:: Items

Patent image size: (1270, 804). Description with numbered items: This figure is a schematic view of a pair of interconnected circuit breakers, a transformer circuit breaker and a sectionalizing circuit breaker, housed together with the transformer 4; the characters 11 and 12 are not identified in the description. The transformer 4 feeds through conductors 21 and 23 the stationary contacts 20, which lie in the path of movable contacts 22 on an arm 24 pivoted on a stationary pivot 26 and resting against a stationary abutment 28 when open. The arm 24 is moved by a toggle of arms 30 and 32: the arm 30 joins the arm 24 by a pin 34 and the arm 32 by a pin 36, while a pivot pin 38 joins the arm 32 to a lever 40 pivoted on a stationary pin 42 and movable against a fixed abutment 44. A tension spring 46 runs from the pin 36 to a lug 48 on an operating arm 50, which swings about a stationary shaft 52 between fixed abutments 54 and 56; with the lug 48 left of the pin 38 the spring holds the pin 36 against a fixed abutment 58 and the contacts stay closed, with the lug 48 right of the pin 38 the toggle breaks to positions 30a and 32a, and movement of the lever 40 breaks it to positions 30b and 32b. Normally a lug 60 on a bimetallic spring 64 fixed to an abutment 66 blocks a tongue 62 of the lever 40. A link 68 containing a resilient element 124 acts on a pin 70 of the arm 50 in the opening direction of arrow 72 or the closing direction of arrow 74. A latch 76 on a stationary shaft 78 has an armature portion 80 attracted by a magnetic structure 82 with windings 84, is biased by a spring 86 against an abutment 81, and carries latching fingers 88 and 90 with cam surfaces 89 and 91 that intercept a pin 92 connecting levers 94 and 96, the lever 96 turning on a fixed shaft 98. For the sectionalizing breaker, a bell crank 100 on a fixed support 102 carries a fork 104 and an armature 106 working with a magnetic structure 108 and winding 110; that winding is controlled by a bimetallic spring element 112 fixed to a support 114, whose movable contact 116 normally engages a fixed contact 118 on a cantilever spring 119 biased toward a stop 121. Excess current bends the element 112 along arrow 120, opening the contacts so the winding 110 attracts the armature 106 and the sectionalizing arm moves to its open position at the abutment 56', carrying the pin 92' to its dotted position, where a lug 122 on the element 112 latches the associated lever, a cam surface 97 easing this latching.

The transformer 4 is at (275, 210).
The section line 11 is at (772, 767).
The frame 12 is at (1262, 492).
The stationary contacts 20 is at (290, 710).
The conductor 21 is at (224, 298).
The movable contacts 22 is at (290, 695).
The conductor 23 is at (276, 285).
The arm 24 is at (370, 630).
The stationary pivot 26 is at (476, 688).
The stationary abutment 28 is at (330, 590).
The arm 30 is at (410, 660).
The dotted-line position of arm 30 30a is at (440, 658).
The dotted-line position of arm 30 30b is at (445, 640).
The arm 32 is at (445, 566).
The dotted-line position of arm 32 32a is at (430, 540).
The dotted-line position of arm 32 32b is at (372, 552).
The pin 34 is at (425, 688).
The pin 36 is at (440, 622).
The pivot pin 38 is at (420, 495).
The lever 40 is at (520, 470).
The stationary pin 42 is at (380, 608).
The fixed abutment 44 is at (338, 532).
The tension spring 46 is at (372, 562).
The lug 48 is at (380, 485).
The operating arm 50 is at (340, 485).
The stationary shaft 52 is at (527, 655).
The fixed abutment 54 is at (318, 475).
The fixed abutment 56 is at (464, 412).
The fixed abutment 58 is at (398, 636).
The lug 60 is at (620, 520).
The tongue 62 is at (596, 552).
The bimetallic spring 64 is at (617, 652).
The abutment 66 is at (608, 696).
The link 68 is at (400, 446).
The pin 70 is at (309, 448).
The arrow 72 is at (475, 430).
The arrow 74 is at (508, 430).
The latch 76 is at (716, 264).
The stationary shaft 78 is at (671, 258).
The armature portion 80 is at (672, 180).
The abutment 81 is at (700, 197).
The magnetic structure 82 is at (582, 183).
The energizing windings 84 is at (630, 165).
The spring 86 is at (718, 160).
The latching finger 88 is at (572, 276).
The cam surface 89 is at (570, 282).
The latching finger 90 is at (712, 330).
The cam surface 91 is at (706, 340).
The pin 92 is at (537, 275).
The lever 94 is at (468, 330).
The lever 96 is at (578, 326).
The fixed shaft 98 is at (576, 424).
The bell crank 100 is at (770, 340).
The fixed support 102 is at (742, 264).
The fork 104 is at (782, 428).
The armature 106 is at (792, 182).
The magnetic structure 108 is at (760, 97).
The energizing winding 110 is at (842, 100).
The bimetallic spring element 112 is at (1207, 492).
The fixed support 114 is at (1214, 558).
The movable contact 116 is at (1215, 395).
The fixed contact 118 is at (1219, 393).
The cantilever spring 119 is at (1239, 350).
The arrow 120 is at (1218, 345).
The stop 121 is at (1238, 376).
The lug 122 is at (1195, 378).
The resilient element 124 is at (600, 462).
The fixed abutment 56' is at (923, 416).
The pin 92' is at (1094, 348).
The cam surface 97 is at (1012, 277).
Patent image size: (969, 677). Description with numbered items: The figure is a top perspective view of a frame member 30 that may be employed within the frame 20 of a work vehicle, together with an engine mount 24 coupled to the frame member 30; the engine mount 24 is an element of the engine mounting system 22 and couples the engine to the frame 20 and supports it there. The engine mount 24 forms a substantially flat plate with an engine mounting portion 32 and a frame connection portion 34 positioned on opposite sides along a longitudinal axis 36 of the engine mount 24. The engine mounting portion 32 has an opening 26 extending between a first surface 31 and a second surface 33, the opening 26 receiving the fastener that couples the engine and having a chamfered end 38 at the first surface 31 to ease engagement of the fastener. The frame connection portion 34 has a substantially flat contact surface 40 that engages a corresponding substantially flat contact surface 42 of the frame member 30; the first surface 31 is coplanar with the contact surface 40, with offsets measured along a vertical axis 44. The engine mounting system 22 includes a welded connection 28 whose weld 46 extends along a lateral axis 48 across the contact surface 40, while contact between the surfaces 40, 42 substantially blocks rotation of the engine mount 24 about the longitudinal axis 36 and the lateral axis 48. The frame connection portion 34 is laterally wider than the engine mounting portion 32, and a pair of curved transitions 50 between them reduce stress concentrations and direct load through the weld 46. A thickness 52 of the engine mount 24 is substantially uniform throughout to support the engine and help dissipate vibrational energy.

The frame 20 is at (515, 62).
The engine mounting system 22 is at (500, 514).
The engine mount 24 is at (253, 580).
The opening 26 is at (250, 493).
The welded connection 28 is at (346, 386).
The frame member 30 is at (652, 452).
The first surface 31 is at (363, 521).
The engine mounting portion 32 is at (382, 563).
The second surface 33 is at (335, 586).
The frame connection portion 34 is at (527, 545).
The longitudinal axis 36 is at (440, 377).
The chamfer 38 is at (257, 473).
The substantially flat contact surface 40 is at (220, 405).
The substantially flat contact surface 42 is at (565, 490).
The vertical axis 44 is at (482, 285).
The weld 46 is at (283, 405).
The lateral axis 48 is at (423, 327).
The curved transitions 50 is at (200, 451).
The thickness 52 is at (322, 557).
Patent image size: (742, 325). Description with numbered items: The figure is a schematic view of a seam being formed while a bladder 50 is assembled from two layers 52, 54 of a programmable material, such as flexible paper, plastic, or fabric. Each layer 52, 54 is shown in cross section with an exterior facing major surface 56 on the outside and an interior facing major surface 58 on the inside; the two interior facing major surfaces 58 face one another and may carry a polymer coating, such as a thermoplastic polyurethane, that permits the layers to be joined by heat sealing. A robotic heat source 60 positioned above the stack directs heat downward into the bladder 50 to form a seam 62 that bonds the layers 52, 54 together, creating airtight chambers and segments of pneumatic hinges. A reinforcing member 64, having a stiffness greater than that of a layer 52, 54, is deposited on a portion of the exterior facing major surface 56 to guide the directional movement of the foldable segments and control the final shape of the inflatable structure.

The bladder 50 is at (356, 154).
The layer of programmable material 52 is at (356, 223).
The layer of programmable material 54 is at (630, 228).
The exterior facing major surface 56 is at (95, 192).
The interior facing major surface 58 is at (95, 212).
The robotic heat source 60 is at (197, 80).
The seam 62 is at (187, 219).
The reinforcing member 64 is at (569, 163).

::::

* [Exercise description] Recast the rows as a Markdown table with columns "n" and "Line," giving each line a row number and leaving out blank lines. Begin at the line that contains "Patent image size: (742, 325)." and stop after the line that contains "The exterior facing major surface 56 is".

* [Written response]
| n | Line |
|---|---|
| 1 | Patent image size: (742, 325). Description with numbered items: The figure is a schematic view of a seam being formed while a bladder 50 is assembled from two layers 52, 54 of a programmable material, such as flexible paper, plastic, or fabric. Each layer 52, 54 is shown in cross section with an exterior facing major surface 56 on the outside and an interior facing major surface 58 on the inside; the two interior facing major surfaces 58 face one another and may carry a polymer coating, such as a thermoplastic polyurethane, that permits the layers to be joined by heat sealing. A robotic heat source 60 positioned above the stack directs heat downward into the bladder 50 to form a seam 62 that bonds the layers 52, 54 together, creating airtight chambers and segments of pneumatic hinges. A reinforcing member 64, having a stiffness greater than that of a layer 52, 54, is deposited on a portion of the exterior facing major surface 56 to guide the directional movement of the foldable segments and control the final shape of the inflatable structure. |
| 2 | The bladder 50 is at (356, 154). |
| 3 | The layer of programmable material 52 is at (356, 223). |
| 4 | The layer of programmable material 54 is at (630, 228). |
| 5 | The exterior facing major surface 56 is at (95, 192). |